Task to carry out:
Whenever the string "What" appears in a line below, please copy the line out.

Data records:
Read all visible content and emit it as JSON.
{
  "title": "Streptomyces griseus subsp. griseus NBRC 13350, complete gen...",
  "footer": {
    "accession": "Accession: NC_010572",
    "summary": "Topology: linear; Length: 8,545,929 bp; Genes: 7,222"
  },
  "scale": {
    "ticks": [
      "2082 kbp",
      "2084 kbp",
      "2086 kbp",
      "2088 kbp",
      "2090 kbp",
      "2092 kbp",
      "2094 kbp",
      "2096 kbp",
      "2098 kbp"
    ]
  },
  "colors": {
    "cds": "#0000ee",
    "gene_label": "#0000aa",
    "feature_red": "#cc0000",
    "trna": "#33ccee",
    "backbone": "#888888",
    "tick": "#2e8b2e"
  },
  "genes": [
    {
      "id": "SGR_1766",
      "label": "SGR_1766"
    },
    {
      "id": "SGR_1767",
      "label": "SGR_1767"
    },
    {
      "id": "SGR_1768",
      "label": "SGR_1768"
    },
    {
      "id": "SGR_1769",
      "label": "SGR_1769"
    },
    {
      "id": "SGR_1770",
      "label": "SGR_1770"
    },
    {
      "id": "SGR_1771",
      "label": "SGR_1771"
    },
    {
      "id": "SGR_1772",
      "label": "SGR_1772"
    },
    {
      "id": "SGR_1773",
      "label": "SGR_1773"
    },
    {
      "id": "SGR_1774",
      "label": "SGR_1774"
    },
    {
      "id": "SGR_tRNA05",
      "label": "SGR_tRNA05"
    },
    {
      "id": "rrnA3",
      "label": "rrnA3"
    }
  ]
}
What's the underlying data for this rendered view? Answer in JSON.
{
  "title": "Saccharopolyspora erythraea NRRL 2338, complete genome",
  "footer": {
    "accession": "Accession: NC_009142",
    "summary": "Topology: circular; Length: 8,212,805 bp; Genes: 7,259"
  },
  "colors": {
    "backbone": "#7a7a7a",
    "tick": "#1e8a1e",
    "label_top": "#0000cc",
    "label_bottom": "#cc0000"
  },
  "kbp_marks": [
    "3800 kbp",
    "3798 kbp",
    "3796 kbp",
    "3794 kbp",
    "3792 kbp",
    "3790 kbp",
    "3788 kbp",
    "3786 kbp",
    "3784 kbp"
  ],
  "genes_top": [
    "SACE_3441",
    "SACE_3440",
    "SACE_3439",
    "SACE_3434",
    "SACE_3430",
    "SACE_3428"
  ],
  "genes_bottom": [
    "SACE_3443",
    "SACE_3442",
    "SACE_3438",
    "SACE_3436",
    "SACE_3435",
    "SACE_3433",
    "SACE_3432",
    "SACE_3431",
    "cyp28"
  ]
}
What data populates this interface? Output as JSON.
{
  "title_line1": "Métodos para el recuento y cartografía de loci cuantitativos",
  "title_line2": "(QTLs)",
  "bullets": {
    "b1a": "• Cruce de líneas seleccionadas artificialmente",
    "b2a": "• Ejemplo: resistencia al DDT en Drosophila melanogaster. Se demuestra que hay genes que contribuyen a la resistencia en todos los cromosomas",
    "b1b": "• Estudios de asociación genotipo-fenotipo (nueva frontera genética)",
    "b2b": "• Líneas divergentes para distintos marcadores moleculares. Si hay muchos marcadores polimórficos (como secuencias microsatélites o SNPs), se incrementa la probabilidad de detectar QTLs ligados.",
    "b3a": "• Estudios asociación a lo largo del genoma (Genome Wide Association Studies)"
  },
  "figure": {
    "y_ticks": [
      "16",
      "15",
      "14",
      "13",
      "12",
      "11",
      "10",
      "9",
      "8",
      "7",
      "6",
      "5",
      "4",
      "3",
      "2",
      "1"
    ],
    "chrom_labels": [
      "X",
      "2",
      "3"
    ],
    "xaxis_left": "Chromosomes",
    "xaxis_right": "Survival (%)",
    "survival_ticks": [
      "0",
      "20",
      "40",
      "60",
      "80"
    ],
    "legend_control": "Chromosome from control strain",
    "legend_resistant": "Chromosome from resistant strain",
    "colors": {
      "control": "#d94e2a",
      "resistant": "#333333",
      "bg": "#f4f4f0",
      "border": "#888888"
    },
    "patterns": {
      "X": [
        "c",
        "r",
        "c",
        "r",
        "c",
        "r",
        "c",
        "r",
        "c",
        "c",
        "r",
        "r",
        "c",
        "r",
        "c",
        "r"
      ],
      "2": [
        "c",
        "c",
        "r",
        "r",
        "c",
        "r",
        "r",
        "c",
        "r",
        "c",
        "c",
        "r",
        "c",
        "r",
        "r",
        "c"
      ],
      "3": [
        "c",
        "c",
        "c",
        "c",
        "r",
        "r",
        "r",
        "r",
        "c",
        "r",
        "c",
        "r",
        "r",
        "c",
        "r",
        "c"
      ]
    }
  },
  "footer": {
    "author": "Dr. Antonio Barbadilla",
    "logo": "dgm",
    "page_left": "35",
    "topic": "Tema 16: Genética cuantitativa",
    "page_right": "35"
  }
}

Exercise output:
What's the underlying data for this rendered view? Answer in JSON.
What data populates this interface? Output as JSON.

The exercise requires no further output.